**Supplied material**
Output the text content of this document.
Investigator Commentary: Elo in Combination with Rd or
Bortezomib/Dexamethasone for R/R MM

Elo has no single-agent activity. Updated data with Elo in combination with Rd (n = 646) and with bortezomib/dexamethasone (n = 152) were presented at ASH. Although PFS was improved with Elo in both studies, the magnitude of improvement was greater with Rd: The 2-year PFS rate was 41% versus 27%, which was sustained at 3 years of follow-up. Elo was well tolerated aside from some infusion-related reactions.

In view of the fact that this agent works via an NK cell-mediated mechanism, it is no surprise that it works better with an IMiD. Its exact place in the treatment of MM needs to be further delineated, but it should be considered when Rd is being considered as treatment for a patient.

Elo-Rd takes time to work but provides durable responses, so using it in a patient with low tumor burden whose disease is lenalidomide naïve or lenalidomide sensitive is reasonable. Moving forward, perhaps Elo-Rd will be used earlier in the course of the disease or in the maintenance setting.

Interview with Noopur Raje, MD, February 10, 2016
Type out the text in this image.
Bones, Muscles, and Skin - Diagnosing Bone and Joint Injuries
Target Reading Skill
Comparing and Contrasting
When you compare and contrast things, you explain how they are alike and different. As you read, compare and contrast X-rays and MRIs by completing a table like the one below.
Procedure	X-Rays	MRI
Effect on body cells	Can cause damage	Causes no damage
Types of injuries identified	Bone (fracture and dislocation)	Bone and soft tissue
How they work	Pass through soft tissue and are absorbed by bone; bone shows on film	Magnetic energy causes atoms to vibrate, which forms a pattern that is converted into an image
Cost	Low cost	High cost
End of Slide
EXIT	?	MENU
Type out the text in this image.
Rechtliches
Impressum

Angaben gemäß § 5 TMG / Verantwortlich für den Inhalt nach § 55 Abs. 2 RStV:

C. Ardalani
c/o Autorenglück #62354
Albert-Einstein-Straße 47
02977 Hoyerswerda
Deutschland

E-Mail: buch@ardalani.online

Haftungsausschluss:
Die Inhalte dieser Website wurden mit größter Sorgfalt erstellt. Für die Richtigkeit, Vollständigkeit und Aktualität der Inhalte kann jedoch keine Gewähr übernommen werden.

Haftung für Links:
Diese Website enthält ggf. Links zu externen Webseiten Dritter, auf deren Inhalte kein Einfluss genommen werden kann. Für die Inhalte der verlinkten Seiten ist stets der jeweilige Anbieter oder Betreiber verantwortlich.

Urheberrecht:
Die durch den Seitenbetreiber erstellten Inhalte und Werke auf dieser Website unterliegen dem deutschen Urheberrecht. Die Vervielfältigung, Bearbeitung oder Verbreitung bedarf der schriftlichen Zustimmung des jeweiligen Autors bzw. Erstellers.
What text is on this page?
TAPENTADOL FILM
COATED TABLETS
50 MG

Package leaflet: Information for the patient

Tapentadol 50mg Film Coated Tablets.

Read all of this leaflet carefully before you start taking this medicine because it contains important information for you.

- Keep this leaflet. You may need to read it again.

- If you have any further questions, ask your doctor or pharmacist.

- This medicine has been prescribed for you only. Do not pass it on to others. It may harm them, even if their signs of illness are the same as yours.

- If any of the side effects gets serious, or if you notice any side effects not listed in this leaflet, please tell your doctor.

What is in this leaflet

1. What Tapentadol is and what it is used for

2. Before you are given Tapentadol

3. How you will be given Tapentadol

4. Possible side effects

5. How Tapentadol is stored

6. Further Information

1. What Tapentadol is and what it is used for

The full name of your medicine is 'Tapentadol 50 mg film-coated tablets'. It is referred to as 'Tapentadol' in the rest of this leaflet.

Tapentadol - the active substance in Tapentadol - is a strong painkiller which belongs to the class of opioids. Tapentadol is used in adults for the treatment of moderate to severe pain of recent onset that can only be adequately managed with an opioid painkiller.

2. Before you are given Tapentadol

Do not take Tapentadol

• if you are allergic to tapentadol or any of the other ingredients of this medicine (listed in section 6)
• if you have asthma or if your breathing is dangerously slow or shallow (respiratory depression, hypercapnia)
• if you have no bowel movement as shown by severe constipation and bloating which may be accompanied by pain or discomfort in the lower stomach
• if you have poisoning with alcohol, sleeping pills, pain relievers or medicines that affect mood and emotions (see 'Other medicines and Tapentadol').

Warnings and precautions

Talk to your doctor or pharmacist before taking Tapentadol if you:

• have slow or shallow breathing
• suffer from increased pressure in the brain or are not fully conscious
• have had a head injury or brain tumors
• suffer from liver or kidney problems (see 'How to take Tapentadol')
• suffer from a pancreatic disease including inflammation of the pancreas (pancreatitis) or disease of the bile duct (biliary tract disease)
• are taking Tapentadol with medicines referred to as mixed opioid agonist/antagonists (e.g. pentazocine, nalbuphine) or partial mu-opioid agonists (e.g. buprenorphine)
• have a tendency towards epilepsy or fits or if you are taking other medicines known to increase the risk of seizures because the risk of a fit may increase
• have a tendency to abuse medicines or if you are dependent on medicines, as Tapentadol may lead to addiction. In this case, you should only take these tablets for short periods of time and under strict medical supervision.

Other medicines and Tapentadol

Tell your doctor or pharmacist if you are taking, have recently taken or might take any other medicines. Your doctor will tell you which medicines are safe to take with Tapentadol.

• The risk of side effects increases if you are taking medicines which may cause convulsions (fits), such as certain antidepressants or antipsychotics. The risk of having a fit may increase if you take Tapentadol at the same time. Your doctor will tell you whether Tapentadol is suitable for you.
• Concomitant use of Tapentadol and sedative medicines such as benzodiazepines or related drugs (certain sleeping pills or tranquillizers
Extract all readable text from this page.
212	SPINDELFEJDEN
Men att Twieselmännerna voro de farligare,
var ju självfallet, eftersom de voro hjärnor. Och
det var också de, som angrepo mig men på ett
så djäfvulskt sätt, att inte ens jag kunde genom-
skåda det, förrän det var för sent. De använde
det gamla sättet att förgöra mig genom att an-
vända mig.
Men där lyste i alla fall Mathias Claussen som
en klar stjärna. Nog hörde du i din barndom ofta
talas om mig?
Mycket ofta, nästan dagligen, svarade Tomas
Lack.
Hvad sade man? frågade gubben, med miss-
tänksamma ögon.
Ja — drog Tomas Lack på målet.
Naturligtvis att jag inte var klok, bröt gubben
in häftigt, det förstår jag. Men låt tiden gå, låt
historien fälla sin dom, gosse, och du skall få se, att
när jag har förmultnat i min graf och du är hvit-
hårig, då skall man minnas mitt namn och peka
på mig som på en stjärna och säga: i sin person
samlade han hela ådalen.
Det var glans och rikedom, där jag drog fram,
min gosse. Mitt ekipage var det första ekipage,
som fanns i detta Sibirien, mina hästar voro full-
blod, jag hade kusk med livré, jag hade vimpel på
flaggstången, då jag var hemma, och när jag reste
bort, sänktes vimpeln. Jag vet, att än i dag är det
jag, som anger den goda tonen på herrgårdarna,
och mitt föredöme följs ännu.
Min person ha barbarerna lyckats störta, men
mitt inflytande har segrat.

**What is expected**
In this exercise, repeat all entries exactly.

**Expected answer**
Output the text content of this document.
Investigator Commentary: Elo in Combination with Rd or
Bortezomib/Dexamethasone for R/R MM

Elo has no single-agent activity. Updated data with Elo in combination with Rd (n = 646) and with bortezomib/dexamethasone (n = 152) were presented at ASH. Although PFS was improved with Elo in both studies, the magnitude of improvement was greater with Rd: The 2-year PFS rate was 41% versus 27%, which was sustained at 3 years of follow-up. Elo was well tolerated aside from some infusion-related reactions.

In view of the fact that this agent works via an NK cell-mediated mechanism, it is no surprise that it works better with an IMiD. Its exact place in the treatment of MM needs to be further delineated, but it should be considered when Rd is being considered as treatment for a patient.

Elo-Rd takes time to work but provides durable responses, so using it in a patient with low tumor burden whose disease is lenalidomide naïve or lenalidomide sensitive is reasonable. Moving forward, perhaps Elo-Rd will be used earlier in the course of the disease or in the maintenance setting.

Interview with Noopur Raje, MD, February 10, 2016
Type out the text in this image.
Bones, Muscles, and Skin - Diagnosing Bone and Joint Injuries
Target Reading Skill
Comparing and Contrasting
When you compare and contrast things, you explain how they are alike and different. As you read, compare and contrast X-rays and MRIs by completing a table like the one below.
Procedure	X-Rays	MRI
Effect on body cells	Can cause damage	Causes no damage
Types of injuries identified	Bone (fracture and dislocation)	Bone and soft tissue
How they work	Pass through soft tissue and are absorbed by bone; bone shows on film	Magnetic energy causes atoms to vibrate, which forms a pattern that is converted into an image
Cost	Low cost	High cost
End of Slide
EXIT	?	MENU
Type out the text in this image.
Rechtliches
Impressum

Angaben gemäß § 5 TMG / Verantwortlich für den Inhalt nach § 55 Abs. 2 RStV:

C. Ardalani
c/o Autorenglück #62354
Albert-Einstein-Straße 47
02977 Hoyerswerda
Deutschland

E-Mail: buch@ardalani.online

Haftungsausschluss:
Die Inhalte dieser Website wurden mit größter Sorgfalt erstellt. Für die Richtigkeit, Vollständigkeit und Aktualität der Inhalte kann jedoch keine Gewähr übernommen werden.

Haftung für Links:
Diese Website enthält ggf. Links zu externen Webseiten Dritter, auf deren Inhalte kein Einfluss genommen werden kann. Für die Inhalte der verlinkten Seiten ist stets der jeweilige Anbieter oder Betreiber verantwortlich.

Urheberrecht:
Die durch den Seitenbetreiber erstellten Inhalte und Werke auf dieser Website unterliegen dem deutschen Urheberrecht. Die Vervielfältigung, Bearbeitung oder Verbreitung bedarf der schriftlichen Zustimmung des jeweiligen Autors bzw. Erstellers.
What text is on this page?
TAPENTADOL FILM
COATED TABLETS
50 MG

Package leaflet: Information for the patient

Tapentadol 50mg Film Coated Tablets.

Read all of this leaflet carefully before you start taking this medicine because it contains important information for you.

- Keep this leaflet. You may need to read it again.

- If you have any further questions, ask your doctor or pharmacist.

- This medicine has been prescribed for you only. Do not pass it on to others. It may harm them, even if their signs of illness are the same as yours.

- If any of the side effects gets serious, or if you notice any side effects not listed in this leaflet, please tell your doctor.

What is in this leaflet

1. What Tapentadol is and what it is used for

2. Before you are given Tapentadol

3. How you will be given Tapentadol

4. Possible side effects

5. How Tapentadol is stored

6. Further Information

1. What Tapentadol is and what it is used for

The full name of your medicine is 'Tapentadol 50 mg film-coated tablets'. It is referred to as 'Tapentadol' in the rest of this leaflet.

Tapentadol - the active substance in Tapentadol - is a strong painkiller which belongs to the class of opioids. Tapentadol is used in adults for the treatment of moderate to severe pain of recent onset that can only be adequately managed with an opioid painkiller.

2. Before you are given Tapentadol

Do not take Tapentadol

• if you are allergic to tapentadol or any of the other ingredients of this medicine (listed in section 6)
• if you have asthma or if your breathing is dangerously slow or shallow (respiratory depression, hypercapnia)
• if you have no bowel movement as shown by severe constipation and bloating which may be accompanied by pain or discomfort in the lower stomach
• if you have poisoning with alcohol, sleeping pills, pain relievers or medicines that affect mood and emotions (see 'Other medicines and Tapentadol').

Warnings and precautions

Talk to your doctor or pharmacist before taking Tapentadol if you:

• have slow or shallow breathing
• suffer from increased pressure in the brain or are not fully conscious
• have had a head injury or brain tumors
• suffer from liver or kidney problems (see 'How to take Tapentadol')
• suffer from a pancreatic disease including inflammation of the pancreas (pancreatitis) or disease of the bile duct (biliary tract disease)
• are taking Tapentadol with medicines referred to as mixed opioid agonist/antagonists (e.g. pentazocine, nalbuphine) or partial mu-opioid agonists (e.g. buprenorphine)
• have a tendency towards epilepsy or fits or if you are taking other medicines known to increase the risk of seizures because the risk of a fit may increase
• have a tendency to abuse medicines or if you are dependent on medicines, as Tapentadol may lead to addiction. In this case, you should only take these tablets for short periods of time and under strict medical supervision.

Other medicines and Tapentadol

Tell your doctor or pharmacist if you are taking, have recently taken or might take any other medicines. Your doctor will tell you which medicines are safe to take with Tapentadol.

• The risk of side effects increases if you are taking medicines which may cause convulsions (fits), such as certain antidepressants or antipsychotics. The risk of having a fit may increase if you take Tapentadol at the same time. Your doctor will tell you whether Tapentadol is suitable for you.
• Concomitant use of Tapentadol and sedative medicines such as benzodiazepines or related drugs (certain sleeping pills or tranquillizers
Extract all readable text from this page.
212	SPINDELFEJDEN
Men att Twieselmännerna voro de farligare,
var ju självfallet, eftersom de voro hjärnor. Och
det var också de, som angrepo mig men på ett
så djäfvulskt sätt, att inte ens jag kunde genom-
skåda det, förrän det var för sent. De använde
det gamla sättet att förgöra mig genom att an-
vända mig.
Men där lyste i alla fall Mathias Claussen som
en klar stjärna. Nog hörde du i din barndom ofta
talas om mig?
Mycket ofta, nästan dagligen, svarade Tomas
Lack.
Hvad sade man? frågade gubben, med miss-
tänksamma ögon.
Ja — drog Tomas Lack på målet.
Naturligtvis att jag inte var klok, bröt gubben
in häftigt, det förstår jag. Men låt tiden gå, låt
historien fälla sin dom, gosse, och du skall få se, att
när jag har förmultnat i min graf och du är hvit-
hårig, då skall man minnas mitt namn och peka
på mig som på en stjärna och säga: i sin person
samlade han hela ådalen.
Det var glans och rikedom, där jag drog fram,
min gosse. Mitt ekipage var det första ekipage,
som fanns i detta Sibirien, mina hästar voro full-
blod, jag hade kusk med livré, jag hade vimpel på
flaggstången, då jag var hemma, och när jag reste
bort, sänktes vimpeln. Jag vet, att än i dag är det
jag, som anger den goda tonen på herrgårdarna,
och mitt föredöme följs ännu.
Min person ha barbarerna lyckats störta, men
mitt inflytande har segrat.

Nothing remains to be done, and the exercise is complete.